• [GOAL] Pick out and copy every line below that has the word "muestras".
-------- PROVIDED ENTRIES
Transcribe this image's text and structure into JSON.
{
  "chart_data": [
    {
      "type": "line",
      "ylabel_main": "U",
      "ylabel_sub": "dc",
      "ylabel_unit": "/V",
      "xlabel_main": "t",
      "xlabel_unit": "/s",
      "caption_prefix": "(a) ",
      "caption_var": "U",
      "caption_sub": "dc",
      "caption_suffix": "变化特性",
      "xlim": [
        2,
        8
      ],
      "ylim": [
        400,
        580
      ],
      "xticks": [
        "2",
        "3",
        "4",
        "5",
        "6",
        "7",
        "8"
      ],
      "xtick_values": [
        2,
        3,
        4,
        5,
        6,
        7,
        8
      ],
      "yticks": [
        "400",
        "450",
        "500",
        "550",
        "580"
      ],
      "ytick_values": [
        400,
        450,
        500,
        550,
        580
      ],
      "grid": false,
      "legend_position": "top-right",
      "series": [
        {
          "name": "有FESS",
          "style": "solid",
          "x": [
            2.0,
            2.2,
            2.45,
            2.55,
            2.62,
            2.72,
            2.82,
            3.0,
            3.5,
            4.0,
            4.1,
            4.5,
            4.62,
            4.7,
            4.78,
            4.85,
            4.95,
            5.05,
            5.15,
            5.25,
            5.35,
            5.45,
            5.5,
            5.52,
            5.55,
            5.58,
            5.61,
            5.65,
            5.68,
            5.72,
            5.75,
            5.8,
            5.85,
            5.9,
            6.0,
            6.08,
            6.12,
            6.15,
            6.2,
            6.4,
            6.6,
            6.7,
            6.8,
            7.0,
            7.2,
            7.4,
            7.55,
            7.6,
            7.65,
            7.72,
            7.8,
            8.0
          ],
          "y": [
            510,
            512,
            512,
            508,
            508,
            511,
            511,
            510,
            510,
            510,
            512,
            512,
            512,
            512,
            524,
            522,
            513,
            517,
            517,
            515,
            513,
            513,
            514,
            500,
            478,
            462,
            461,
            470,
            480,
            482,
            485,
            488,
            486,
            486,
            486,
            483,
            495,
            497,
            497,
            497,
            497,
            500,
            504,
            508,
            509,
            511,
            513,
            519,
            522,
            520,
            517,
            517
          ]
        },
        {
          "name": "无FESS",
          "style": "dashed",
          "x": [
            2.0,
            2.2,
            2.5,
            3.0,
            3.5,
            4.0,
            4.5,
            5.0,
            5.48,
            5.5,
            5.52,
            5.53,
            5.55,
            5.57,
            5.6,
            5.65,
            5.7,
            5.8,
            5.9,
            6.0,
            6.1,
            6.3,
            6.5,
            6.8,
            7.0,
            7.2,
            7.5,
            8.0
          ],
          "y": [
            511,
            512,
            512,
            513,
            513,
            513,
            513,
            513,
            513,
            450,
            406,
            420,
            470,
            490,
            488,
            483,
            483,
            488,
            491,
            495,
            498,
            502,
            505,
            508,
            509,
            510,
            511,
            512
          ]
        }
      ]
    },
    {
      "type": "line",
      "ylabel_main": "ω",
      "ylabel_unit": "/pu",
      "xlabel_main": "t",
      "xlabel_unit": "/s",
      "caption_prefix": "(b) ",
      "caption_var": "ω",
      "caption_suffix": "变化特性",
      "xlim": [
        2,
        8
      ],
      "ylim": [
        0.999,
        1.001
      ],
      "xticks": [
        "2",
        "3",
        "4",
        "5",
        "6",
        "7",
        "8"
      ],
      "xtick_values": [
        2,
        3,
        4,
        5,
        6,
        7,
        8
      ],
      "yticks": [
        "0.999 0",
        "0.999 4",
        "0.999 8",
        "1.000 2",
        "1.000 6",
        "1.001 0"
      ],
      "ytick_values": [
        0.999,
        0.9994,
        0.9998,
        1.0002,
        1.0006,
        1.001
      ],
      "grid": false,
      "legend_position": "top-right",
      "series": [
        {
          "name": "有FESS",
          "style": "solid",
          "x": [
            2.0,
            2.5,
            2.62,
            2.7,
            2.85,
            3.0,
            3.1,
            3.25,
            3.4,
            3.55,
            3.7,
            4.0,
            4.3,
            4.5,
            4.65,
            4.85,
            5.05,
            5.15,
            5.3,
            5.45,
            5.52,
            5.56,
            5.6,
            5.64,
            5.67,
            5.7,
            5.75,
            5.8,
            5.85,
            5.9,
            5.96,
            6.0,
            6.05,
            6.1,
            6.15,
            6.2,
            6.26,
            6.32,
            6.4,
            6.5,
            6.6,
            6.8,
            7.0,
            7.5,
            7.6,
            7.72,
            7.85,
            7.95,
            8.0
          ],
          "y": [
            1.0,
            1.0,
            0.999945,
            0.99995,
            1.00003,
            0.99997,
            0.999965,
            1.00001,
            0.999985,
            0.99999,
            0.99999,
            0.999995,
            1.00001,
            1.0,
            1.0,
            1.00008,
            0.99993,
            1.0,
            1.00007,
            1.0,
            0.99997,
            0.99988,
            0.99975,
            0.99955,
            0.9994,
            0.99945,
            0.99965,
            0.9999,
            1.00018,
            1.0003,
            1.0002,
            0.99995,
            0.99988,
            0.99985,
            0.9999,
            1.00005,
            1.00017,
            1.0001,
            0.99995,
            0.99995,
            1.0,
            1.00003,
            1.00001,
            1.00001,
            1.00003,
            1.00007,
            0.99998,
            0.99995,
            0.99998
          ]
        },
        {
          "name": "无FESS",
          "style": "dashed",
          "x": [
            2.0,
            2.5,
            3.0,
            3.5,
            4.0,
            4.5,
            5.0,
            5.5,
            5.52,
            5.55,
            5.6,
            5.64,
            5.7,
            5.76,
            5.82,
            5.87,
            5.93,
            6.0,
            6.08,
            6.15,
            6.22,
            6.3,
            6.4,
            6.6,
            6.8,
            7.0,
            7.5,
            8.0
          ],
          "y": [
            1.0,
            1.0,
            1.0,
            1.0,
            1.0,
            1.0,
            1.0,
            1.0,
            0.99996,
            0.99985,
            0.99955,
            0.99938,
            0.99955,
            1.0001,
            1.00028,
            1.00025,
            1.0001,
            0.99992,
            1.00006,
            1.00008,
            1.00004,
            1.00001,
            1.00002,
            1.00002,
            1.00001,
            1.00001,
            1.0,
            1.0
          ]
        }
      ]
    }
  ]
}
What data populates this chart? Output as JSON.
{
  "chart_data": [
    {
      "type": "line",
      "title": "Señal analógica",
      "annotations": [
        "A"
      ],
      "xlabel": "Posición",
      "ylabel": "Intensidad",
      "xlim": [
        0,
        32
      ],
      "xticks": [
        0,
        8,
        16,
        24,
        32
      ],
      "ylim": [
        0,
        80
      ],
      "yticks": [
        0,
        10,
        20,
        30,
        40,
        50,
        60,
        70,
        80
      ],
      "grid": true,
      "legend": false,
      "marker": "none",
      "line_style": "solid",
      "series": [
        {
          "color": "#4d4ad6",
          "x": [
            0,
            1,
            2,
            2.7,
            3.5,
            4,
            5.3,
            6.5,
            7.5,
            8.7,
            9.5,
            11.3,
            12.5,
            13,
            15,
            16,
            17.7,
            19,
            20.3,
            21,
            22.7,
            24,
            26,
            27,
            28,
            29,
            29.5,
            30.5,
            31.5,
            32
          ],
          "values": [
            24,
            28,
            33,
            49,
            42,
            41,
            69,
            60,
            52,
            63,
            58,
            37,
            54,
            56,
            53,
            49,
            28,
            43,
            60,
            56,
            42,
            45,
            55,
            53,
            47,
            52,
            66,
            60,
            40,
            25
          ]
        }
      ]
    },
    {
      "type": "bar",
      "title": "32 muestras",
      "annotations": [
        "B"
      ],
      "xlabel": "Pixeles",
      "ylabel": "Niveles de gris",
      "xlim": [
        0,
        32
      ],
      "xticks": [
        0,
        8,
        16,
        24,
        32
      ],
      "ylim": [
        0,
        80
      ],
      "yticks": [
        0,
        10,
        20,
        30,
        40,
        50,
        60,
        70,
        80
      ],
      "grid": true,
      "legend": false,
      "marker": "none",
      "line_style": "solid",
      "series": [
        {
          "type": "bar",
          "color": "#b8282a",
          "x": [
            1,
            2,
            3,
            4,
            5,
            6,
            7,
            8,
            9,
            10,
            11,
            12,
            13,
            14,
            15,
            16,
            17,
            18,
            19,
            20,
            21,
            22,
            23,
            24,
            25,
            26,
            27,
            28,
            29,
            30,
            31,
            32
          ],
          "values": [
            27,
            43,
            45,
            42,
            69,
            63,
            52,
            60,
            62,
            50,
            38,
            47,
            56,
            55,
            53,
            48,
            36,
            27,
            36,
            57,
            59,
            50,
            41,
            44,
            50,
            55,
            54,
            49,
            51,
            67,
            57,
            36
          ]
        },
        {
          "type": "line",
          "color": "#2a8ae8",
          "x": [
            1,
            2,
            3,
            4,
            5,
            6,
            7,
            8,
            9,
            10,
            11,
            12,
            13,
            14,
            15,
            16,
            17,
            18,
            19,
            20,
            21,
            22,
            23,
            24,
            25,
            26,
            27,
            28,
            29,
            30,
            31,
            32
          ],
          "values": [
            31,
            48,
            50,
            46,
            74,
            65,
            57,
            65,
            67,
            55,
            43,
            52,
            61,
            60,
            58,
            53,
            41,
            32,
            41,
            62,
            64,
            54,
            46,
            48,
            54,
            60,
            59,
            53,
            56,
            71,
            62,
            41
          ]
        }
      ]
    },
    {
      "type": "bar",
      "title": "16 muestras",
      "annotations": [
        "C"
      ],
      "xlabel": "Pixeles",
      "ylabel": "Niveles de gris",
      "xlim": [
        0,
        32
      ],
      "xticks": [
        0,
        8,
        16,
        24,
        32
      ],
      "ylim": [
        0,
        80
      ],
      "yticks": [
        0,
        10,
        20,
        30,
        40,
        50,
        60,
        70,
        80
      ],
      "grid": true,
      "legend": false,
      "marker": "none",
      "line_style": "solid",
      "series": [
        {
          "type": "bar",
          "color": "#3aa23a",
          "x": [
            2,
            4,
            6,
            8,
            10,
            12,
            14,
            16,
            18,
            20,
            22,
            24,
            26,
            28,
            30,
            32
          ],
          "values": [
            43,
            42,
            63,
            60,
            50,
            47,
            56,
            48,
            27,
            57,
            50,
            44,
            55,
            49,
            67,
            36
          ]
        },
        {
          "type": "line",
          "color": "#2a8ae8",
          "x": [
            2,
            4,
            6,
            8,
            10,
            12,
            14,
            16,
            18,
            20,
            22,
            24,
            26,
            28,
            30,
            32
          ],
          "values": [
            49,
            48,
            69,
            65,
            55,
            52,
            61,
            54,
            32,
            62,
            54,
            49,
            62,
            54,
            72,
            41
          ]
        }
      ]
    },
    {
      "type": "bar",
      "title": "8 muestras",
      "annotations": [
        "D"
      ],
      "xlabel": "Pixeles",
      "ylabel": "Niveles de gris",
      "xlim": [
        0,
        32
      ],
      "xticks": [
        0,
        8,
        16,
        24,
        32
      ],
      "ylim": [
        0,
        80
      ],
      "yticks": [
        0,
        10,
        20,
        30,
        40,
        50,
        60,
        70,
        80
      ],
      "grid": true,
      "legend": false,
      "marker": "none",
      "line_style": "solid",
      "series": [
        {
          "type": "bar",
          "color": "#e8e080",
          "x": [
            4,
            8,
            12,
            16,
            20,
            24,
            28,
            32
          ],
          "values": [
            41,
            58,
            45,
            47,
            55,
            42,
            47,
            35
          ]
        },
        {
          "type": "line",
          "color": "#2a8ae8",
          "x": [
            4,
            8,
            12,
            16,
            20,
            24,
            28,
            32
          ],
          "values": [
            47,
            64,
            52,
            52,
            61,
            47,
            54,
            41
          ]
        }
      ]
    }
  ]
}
----------------
• [RESULT]
      "title": "32 muestras",
      "title": "16 muestras",
      "title": "8 muestras",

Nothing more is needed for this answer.